§ What needs to be done:
Pick every line with "value" from the material below.

§ Data to process:
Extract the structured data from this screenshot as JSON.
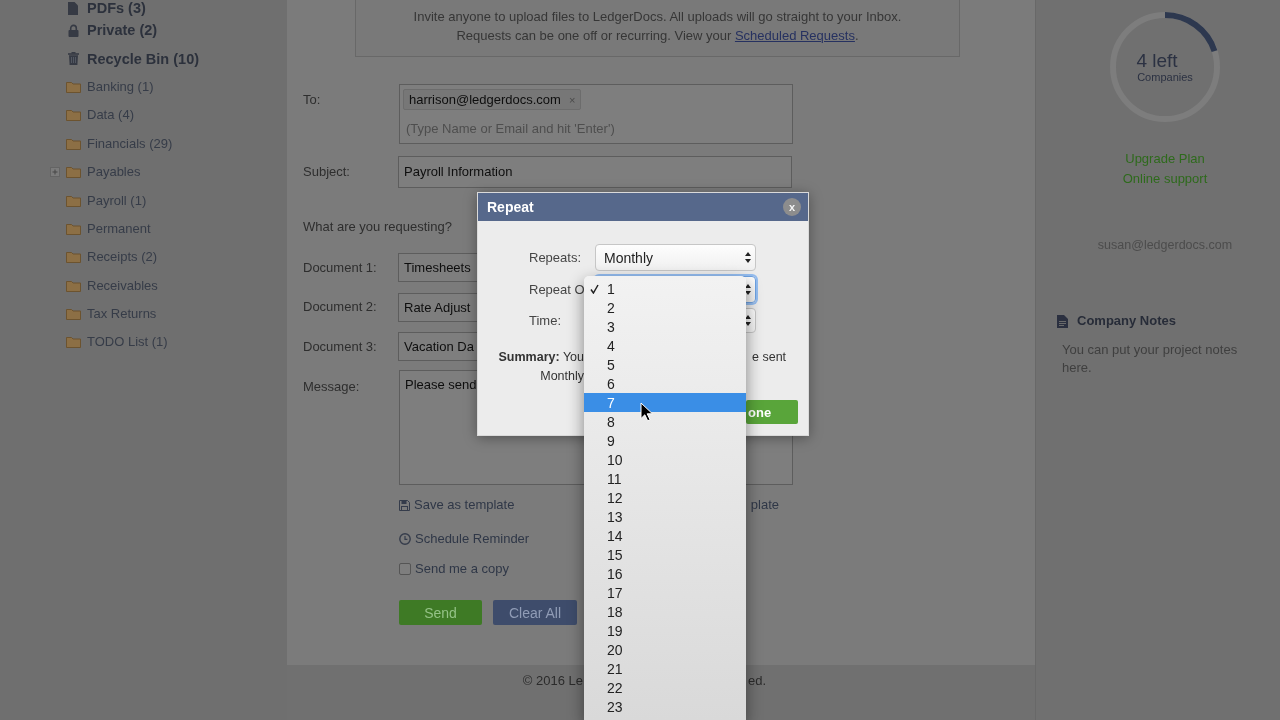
{
  "sidebar": {
    "items": [
      {
        "kind": "pdf",
        "label": "PDFs (3)"
      },
      {
        "kind": "private",
        "label": "Private (2)"
      },
      {
        "kind": "trash",
        "label": "Recycle Bin (10)"
      },
      {
        "kind": "folder",
        "label": "Banking (1)"
      },
      {
        "kind": "folder",
        "label": "Data (4)"
      },
      {
        "kind": "folder",
        "label": "Financials (29)"
      },
      {
        "kind": "folder",
        "label": "Payables",
        "expanded": false
      },
      {
        "kind": "folder",
        "label": "Payroll (1)"
      },
      {
        "kind": "folder",
        "label": "Permanent"
      },
      {
        "kind": "folder",
        "label": "Receipts (2)"
      },
      {
        "kind": "folder",
        "label": "Receivables"
      },
      {
        "kind": "folder",
        "label": "Tax Returns"
      },
      {
        "kind": "folder",
        "label": "TODO List (1)"
      }
    ]
  },
  "notice": {
    "line_1": "Invite anyone to upload files to LedgerDocs. All uploads will go straight to your Inbox.",
    "line_2": "Requests can be one off or recurring. View your",
    "link": "Scheduled Requests",
    "end": "."
  },
  "request_form": {
    "to": {
      "label": "To:",
      "recipients": [
        {
          "email": "harrison@ledgerdocs.com",
          "remove": "×"
        }
      ],
      "placeholder": "(Type Name or Email and hit 'Enter')"
    },
    "subject": {
      "label": "Subject:",
      "value": "Payroll Information"
    },
    "question": "What are you requesting?",
    "documents": [
      {
        "label": "Document 1:",
        "value": "Timesheets"
      },
      {
        "label": "Document 2:",
        "value": "Rate Adjust"
      },
      {
        "label": "Document 3:",
        "value": "Vacation Da"
      }
    ],
    "message": {
      "label": "Message:",
      "value": "Please send"
    },
    "template_links": [
      {
        "kind": "save",
        "label": "Save as template"
      },
      {
        "kind": "text",
        "label": "plate"
      }
    ],
    "reminder": {
      "label": "Schedule Reminder"
    },
    "copy": {
      "label": "Send me a copy",
      "checked": false
    },
    "buttons": [
      {
        "kind": "primary",
        "label": "Send"
      },
      {
        "kind": "secondary",
        "label": "Clear All"
      }
    ]
  },
  "footer": {
    "text_left": "© 2016 Le",
    "text_right": "ed."
  },
  "right_panel": {
    "usage": {
      "level": 0.2,
      "value": "4 left",
      "label": "Companies"
    },
    "links": [
      "Upgrade Plan",
      "Online support"
    ],
    "user_email": "susan@ledgerdocs.com",
    "notes": {
      "title": "Company Notes",
      "text": "You can put your project notes here."
    }
  },
  "repeat_dialog": {
    "title": "Repeat",
    "close": "x",
    "fields": [
      {
        "label": "Repeats:",
        "value": "Monthly",
        "focused": false
      },
      {
        "label": "Repeat O",
        "focused": true
      },
      {
        "label": "Time:",
        "focused": false
      }
    ],
    "summary_left": "**Summary:** You",
    "summary_right": "e sent",
    "summary_line_2": "Monthly",
    "done_button": "one"
  },
  "option_list": {
    "options": [
      {
        "label": "1",
        "checked": true,
        "selected": false
      },
      {
        "label": "2",
        "checked": false,
        "selected": false
      },
      {
        "label": "3",
        "checked": false,
        "selected": false
      },
      {
        "label": "4",
        "checked": false,
        "selected": false
      },
      {
        "label": "5",
        "checked": false,
        "selected": false
      },
      {
        "label": "6",
        "checked": false,
        "selected": false
      },
      {
        "label": "7",
        "checked": false,
        "selected": true
      },
      {
        "label": "8",
        "checked": false,
        "selected": false
      },
      {
        "label": "9",
        "checked": false,
        "selected": false
      },
      {
        "label": "10",
        "checked": false,
        "selected": false
      },
      {
        "label": "11",
        "checked": false,
        "selected": false
      },
      {
        "label": "12",
        "checked": false,
        "selected": false
      },
      {
        "label": "13",
        "checked": false,
        "selected": false
      },
      {
        "label": "14",
        "checked": false,
        "selected": false
      },
      {
        "label": "15",
        "checked": false,
        "selected": false
      },
      {
        "label": "16",
        "checked": false,
        "selected": false
      },
      {
        "label": "17",
        "checked": false,
        "selected": false
      },
      {
        "label": "18",
        "checked": false,
        "selected": false
      },
      {
        "label": "19",
        "checked": false,
        "selected": false
      },
      {
        "label": "20",
        "checked": false,
        "selected": false
      },
      {
        "label": "21",
        "checked": false,
        "selected": false
      },
      {
        "label": "22",
        "checked": false,
        "selected": false
      },
      {
        "label": "23",
        "checked": false,
        "selected": false
      }
    ]
  }
}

§ Correct result:
      "value": "Payroll Information"
        "value": "Timesheets"
        "value": "Rate Adjust"
        "value": "Vacation Da"
      "value": "Please send"
      "value": "4 left",
        "value": "Monthly",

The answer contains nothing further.